--- begin Provided data ---

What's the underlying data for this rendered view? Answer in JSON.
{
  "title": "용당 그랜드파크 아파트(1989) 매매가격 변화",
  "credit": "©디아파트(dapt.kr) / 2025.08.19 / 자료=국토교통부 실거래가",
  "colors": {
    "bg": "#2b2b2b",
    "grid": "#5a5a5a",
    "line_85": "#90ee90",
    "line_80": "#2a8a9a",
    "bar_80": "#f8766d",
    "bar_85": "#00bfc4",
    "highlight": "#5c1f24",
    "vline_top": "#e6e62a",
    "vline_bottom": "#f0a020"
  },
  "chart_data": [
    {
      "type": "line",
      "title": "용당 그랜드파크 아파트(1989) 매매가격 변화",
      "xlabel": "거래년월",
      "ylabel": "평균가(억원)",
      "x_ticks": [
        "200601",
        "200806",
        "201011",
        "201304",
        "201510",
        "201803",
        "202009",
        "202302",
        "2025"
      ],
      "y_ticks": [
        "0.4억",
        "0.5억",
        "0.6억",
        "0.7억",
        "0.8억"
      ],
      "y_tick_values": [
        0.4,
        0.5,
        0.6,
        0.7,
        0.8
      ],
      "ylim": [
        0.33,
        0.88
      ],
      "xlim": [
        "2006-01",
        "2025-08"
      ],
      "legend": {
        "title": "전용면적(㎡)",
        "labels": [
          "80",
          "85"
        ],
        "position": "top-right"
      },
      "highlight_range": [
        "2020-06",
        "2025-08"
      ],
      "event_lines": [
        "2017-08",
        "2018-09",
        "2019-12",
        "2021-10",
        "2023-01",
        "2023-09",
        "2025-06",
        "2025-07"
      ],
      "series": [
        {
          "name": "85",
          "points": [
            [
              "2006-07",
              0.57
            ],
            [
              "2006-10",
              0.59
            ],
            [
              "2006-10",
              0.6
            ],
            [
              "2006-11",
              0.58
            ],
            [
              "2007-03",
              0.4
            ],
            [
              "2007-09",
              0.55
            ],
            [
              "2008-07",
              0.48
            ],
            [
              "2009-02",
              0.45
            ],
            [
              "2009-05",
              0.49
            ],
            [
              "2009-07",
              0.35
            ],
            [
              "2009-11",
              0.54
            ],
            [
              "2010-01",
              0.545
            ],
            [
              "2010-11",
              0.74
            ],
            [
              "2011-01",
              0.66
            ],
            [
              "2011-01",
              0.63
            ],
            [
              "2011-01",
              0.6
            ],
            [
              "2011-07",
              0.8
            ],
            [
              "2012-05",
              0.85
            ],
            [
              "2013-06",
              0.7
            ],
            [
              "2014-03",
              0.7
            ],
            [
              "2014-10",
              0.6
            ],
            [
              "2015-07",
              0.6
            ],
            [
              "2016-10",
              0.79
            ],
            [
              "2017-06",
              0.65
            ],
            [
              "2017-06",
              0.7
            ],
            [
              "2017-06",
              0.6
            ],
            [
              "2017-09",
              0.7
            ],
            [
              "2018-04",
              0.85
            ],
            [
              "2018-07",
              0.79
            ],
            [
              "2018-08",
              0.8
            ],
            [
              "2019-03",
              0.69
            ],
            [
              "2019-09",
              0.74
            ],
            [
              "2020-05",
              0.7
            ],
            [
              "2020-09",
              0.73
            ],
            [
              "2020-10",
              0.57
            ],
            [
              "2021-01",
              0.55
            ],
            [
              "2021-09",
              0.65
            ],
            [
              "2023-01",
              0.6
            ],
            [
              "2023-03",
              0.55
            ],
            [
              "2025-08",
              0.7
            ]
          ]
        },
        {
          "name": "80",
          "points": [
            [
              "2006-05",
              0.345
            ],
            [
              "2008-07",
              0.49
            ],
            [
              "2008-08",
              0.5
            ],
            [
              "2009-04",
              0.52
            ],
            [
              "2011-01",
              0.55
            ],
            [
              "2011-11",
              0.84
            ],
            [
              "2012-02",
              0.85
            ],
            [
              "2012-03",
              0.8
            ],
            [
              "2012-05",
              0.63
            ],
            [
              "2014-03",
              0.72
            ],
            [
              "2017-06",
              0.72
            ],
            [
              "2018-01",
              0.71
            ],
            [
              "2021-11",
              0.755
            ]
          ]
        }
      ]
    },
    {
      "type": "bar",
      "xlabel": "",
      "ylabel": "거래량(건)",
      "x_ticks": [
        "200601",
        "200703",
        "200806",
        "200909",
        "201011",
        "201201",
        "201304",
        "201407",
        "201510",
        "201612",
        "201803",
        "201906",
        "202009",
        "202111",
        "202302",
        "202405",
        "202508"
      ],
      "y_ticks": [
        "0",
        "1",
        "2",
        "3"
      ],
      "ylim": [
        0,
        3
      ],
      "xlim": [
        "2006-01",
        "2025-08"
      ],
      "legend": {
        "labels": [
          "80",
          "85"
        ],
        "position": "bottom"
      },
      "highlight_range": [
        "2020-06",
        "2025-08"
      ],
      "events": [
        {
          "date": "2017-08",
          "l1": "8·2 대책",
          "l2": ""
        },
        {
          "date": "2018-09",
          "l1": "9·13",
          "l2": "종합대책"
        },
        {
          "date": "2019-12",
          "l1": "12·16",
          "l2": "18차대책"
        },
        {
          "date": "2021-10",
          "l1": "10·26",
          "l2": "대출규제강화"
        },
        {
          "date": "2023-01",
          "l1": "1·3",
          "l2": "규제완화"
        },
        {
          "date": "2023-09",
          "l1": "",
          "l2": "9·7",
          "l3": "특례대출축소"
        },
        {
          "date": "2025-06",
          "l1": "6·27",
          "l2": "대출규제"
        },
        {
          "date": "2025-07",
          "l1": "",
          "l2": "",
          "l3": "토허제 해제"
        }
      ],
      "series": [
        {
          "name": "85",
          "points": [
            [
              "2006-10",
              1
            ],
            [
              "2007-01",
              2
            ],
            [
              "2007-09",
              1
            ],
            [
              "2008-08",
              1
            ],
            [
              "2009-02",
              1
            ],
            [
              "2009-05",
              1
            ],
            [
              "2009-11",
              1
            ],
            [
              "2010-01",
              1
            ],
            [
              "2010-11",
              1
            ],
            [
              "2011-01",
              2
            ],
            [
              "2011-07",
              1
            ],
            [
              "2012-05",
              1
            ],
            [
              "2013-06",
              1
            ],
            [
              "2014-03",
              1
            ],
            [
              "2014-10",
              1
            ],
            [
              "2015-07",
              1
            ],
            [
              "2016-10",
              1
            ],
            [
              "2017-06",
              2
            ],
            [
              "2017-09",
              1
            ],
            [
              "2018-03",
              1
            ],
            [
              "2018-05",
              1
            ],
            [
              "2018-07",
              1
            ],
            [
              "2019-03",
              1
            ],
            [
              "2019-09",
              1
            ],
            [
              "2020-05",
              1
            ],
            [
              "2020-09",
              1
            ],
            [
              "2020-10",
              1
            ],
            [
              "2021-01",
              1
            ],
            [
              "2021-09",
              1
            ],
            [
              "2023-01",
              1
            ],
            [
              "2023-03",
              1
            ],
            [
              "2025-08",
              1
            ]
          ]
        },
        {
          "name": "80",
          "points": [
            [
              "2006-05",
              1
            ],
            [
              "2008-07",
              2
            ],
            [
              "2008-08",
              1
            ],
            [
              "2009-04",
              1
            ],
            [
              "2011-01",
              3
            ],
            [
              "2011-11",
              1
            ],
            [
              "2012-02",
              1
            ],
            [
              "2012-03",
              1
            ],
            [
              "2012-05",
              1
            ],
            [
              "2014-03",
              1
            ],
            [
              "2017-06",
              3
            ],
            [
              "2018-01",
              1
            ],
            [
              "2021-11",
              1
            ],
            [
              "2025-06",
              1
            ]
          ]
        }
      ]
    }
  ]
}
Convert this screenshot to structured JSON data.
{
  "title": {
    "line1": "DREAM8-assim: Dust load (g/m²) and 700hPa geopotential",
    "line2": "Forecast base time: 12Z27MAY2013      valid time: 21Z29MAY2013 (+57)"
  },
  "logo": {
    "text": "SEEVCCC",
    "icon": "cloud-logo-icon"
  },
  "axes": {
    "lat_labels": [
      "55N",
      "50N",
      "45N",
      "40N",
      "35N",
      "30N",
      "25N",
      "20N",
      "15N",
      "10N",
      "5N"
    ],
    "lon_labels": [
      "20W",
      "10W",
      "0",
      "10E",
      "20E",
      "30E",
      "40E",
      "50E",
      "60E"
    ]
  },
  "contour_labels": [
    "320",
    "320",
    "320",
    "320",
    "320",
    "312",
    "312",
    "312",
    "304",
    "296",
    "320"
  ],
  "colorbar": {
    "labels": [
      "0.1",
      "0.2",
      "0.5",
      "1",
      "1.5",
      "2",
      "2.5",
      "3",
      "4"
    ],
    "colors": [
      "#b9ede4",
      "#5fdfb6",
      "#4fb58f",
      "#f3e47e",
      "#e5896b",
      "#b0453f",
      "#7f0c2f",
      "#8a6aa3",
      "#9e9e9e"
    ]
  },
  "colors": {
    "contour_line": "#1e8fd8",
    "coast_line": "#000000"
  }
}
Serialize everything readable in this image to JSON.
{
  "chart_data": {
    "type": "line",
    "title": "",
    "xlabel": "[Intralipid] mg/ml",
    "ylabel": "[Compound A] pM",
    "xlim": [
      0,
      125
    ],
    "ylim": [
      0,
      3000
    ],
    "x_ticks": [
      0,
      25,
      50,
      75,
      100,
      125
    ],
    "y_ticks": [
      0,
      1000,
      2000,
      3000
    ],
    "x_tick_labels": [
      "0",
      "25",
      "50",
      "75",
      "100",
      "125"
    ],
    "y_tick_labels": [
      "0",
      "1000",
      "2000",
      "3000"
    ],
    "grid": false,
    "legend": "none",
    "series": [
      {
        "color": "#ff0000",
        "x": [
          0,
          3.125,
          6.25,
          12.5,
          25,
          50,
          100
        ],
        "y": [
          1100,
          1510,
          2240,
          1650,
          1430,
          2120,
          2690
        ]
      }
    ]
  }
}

--- end Provided data ---

◆ Work to be completed
Check each line of the records for the word "this", and show the lines that contain it.

◆ Full answer
What's the underlying data for this rendered view? Answer in JSON.
Convert this screenshot to structured JSON data.
Serialize everything readable in this image to JSON.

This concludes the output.